What you need to do:
A. Translate this sentence from the structured financing passage into Spanish: "We generally accept Standby Letter of Credit (SBLC), listed shares (stocks), marketable bonds (Fixed Income)."
B. Pick up the structured financing passage after its last sentence and write the next part of it.
── Given passage ──
How does this structured financing work?
ExampleCompany X pledge a collateral and we provide a loan to the borrower (Company X) in credit for trading securities or cash. In this case, same beneficial owner. ExampleCompany X pledge a collateral and we provide a loan to the borrower (Company Y) in credit for trading securities or cash. Company X and Company Y need to provide a proof there are linked in doing business/project. They maybe a JV partners or a subsidiary. Both company need to provide us a proof (eg. Jcompany registrar) that they are a JV partner or subsidiary.
What collateral do we accept?
We generally accept Standby Letter of Credit (SBLC), listed shares (stocks), marketable bonds (Fixed Income).
───
── Extracted data ──
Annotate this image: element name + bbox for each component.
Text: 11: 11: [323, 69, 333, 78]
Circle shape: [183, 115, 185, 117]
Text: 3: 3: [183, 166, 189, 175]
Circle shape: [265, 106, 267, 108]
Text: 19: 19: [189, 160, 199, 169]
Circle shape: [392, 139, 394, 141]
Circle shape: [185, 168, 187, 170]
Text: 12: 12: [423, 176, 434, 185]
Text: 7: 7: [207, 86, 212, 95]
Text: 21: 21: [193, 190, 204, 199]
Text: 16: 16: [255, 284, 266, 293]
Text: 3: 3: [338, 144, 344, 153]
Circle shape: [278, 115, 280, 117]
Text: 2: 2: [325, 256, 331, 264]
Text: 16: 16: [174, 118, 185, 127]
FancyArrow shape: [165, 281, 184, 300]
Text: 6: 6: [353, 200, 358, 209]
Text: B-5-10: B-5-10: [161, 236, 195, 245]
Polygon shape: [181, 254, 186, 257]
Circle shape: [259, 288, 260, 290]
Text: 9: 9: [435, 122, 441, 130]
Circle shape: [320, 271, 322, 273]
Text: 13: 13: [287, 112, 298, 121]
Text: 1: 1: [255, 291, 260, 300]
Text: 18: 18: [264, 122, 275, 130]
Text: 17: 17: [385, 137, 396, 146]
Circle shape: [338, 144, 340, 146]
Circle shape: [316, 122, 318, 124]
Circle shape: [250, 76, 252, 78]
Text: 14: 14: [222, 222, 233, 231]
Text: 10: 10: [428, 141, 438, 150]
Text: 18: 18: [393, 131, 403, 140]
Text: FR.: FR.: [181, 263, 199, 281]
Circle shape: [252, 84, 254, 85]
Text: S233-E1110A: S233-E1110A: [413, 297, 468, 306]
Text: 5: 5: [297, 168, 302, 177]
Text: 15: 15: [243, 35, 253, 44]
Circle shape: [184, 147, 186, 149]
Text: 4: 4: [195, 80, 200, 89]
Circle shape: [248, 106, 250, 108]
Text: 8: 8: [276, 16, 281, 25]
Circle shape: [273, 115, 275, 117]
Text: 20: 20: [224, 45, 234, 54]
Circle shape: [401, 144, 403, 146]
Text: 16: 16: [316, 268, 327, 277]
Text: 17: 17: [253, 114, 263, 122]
───
Answers by item number:
A. Por lo general, aceptamos cartas de crédito standby (SBLC), acciones cotizadas (valores bursátiles) y bonos negociables (renta fija).

B.
- On SBLC and Tier-1 Bank Classification
- As for the Standby Letter of Credit(SBLC), we prefer to accept SBLC issued by Tier-1 banks (Tier-1 Banks are those banks with a minimum Credit Rating of A- and above)
- We accept SBLC as collateral, subject to our standard requirements.
- KYC process on various parties involved and the purpose of the transaction / loans.
- Tier 1 – banks and in countries, acceptable to us
- SBLC in i.e. SWIFT format
- SBLC authenticated (the verbiage of the SBLC are non negotiable)
- Required documents for KYC process on applicant and borrower.